SOURCE RECORDS:
++++++++++++++++++++

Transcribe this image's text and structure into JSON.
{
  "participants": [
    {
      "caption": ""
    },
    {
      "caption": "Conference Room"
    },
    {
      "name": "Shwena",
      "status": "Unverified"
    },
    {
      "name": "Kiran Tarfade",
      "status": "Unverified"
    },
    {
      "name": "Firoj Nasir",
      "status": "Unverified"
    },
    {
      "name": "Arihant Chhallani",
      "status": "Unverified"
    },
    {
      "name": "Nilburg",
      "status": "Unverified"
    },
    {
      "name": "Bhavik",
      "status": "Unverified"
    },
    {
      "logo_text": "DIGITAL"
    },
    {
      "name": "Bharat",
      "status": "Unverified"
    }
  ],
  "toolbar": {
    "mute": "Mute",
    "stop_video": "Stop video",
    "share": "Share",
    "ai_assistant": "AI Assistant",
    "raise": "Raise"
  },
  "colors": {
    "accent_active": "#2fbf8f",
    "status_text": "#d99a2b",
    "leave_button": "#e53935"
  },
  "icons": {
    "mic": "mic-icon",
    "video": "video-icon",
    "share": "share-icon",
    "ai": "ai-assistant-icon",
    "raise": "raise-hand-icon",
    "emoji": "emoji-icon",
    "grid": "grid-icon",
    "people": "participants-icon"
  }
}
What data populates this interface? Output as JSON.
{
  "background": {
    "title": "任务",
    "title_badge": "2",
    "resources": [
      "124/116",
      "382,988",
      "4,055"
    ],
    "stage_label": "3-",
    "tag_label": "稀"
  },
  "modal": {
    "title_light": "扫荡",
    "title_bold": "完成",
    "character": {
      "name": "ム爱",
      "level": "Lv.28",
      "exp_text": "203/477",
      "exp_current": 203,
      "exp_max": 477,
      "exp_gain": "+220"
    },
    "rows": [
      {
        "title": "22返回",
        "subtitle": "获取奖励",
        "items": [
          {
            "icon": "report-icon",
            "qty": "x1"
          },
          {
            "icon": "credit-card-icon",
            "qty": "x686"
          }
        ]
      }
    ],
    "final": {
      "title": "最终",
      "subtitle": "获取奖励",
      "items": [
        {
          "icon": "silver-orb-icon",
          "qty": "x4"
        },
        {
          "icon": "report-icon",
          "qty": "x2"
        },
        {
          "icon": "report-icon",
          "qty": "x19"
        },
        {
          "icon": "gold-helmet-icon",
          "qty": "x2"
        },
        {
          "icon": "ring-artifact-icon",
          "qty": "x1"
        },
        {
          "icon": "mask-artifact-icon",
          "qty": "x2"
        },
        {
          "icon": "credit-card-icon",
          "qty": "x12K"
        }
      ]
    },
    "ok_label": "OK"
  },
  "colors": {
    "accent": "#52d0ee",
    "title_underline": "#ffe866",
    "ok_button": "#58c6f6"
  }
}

++++++++++++++++++++

DIRECTIVE: Exactly reproduce all of the entries.

FULL SOLUTION:
Transcribe this image's text and structure into JSON.
{
  "participants": [
    {
      "caption": ""
    },
    {
      "caption": "Conference Room"
    },
    {
      "name": "Shwena",
      "status": "Unverified"
    },
    {
      "name": "Kiran Tarfade",
      "status": "Unverified"
    },
    {
      "name": "Firoj Nasir",
      "status": "Unverified"
    },
    {
      "name": "Arihant Chhallani",
      "status": "Unverified"
    },
    {
      "name": "Nilburg",
      "status": "Unverified"
    },
    {
      "name": "Bhavik",
      "status": "Unverified"
    },
    {
      "logo_text": "DIGITAL"
    },
    {
      "name": "Bharat",
      "status": "Unverified"
    }
  ],
  "toolbar": {
    "mute": "Mute",
    "stop_video": "Stop video",
    "share": "Share",
    "ai_assistant": "AI Assistant",
    "raise": "Raise"
  },
  "colors": {
    "accent_active": "#2fbf8f",
    "status_text": "#d99a2b",
    "leave_button": "#e53935"
  },
  "icons": {
    "mic": "mic-icon",
    "video": "video-icon",
    "share": "share-icon",
    "ai": "ai-assistant-icon",
    "raise": "raise-hand-icon",
    "emoji": "emoji-icon",
    "grid": "grid-icon",
    "people": "participants-icon"
  }
}
What data populates this interface? Output as JSON.
{
  "background": {
    "title": "任务",
    "title_badge": "2",
    "resources": [
      "124/116",
      "382,988",
      "4,055"
    ],
    "stage_label": "3-",
    "tag_label": "稀"
  },
  "modal": {
    "title_light": "扫荡",
    "title_bold": "完成",
    "character": {
      "name": "ム爱",
      "level": "Lv.28",
      "exp_text": "203/477",
      "exp_current": 203,
      "exp_max": 477,
      "exp_gain": "+220"
    },
    "rows": [
      {
        "title": "22返回",
        "subtitle": "获取奖励",
        "items": [
          {
            "icon": "report-icon",
            "qty": "x1"
          },
          {
            "icon": "credit-card-icon",
            "qty": "x686"
          }
        ]
      }
    ],
    "final": {
      "title": "最终",
      "subtitle": "获取奖励",
      "items": [
        {
          "icon": "silver-orb-icon",
          "qty": "x4"
        },
        {
          "icon": "report-icon",
          "qty": "x2"
        },
        {
          "icon": "report-icon",
          "qty": "x19"
        },
        {
          "icon": "gold-helmet-icon",
          "qty": "x2"
        },
        {
          "icon": "ring-artifact-icon",
          "qty": "x1"
        },
        {
          "icon": "mask-artifact-icon",
          "qty": "x2"
        },
        {
          "icon": "credit-card-icon",
          "qty": "x12K"
        }
      ]
    },
    "ok_label": "OK"
  },
  "colors": {
    "accent": "#52d0ee",
    "title_underline": "#ffe866",
    "ok_button": "#58c6f6"
  }
}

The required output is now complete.